─── FRAGMENTO PRESENTADO ───

Se trata de un fingimiento, de un alejamiento, una pantomima, una copia, una imitación… o como dijo Platón en su también clásica parábola de la caverna: la sombra de la idea. Y en el peor de los sentidos.
Nacido de las consecuencias de la Revolución industrial y el reordenamiento de clases sociales, el kitsch es una actitud de nouveau rich: cuando los artesanos analfabetos acumularon tanto o más dinero que la antigua nobleza, los complejos de jerarquía que la cultura aún no logra superar, les hicieron sentir la necesidad de comprar toda clase de productos que los señalaran como parte de un sector superior.
Un ejemplo modernizado es una persona que compra unos zapatos que imitan un modelo de marca cuyos precios son inalcanzables para la mayor parte de la población, incluida esta hipotética persona. Al adquirir esa imitación, el individuo proyecta una exclusividad que de hecho lo excluye. Con ello se desatan dos fenómenos opuestos, pero al mismo tiempo coherentes: admite implícitamente su inferioridad y desgasta la superioridad que anhelaba, porque la abundancia de imitaciones neutraliza el alto estatus que supone la edición limitada.

───

◆ CÓMO RESOLVER
Lee el fragmento sobre el kitsch y contesta:
1. ¿Qué filósofo se cita y con qué parábola?
2. ¿De qué nació el kitsch?
3. En el ejemplo de los zapatos, ¿cuáles son los dos fenómenos opuestos que se desatan?

─── DATOS PARA ANALIZAR ───

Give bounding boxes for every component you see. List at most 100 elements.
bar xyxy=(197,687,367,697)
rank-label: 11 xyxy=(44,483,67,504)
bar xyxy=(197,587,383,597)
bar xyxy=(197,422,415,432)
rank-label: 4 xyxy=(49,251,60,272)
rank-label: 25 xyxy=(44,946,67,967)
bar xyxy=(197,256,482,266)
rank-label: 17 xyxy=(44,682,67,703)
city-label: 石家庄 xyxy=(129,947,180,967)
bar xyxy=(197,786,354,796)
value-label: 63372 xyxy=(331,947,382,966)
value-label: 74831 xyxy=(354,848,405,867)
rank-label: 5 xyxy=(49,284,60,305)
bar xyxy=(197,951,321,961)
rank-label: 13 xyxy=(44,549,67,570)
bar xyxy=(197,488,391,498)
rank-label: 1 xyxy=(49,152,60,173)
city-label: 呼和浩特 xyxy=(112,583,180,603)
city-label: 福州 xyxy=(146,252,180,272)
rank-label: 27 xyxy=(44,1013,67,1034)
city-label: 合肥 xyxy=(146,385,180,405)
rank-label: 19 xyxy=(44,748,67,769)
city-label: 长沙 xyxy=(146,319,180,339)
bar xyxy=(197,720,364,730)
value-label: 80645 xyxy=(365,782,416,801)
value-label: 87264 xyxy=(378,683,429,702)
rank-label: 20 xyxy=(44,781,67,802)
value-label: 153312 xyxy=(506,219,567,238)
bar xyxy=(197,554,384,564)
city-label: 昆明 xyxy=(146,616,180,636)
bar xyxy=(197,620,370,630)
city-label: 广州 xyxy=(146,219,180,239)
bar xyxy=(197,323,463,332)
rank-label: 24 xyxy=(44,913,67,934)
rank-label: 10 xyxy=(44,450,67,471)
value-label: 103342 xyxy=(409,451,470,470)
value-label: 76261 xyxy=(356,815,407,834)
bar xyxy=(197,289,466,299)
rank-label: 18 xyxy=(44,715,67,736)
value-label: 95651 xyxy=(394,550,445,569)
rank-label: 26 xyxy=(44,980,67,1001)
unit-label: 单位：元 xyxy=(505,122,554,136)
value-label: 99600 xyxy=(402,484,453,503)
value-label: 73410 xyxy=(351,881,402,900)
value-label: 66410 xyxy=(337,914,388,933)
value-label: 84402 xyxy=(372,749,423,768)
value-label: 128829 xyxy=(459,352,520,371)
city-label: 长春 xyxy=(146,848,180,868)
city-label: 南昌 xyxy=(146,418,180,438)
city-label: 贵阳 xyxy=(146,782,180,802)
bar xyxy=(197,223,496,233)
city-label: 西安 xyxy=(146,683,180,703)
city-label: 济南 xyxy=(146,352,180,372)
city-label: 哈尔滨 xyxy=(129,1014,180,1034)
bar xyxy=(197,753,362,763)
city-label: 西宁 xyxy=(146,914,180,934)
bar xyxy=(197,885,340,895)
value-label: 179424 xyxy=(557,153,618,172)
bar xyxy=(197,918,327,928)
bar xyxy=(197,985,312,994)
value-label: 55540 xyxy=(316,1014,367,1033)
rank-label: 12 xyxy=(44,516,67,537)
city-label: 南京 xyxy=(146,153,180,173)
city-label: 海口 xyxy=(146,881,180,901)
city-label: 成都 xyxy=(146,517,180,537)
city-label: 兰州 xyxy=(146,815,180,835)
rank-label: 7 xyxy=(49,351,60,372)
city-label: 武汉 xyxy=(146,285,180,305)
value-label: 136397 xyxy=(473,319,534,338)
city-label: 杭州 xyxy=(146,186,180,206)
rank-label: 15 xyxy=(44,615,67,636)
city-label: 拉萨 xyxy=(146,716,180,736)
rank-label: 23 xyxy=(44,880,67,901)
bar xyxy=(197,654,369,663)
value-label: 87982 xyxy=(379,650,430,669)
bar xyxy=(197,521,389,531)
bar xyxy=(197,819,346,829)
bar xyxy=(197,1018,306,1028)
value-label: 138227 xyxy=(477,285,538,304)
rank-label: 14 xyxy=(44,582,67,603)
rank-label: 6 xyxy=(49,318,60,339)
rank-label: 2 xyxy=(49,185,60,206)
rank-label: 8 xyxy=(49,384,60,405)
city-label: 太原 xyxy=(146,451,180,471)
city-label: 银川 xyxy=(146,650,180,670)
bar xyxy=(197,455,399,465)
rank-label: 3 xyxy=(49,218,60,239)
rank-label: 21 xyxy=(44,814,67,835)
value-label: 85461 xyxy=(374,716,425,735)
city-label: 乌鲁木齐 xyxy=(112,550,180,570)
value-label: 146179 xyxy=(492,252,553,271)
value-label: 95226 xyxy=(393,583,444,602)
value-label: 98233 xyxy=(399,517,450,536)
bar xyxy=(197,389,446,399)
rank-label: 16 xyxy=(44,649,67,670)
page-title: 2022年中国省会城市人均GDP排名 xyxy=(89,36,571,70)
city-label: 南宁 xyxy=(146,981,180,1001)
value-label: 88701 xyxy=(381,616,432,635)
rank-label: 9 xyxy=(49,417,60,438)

───

◆ SOLUCIÓN DEL EJERCICIO
1. Platón, con su parábola de la caverna.
2. De las consecuencias de la Revolución industrial y el reordenamiento de clases sociales.
3. La persona admite implícitamente su inferioridad y desgasta la superioridad que anhelaba.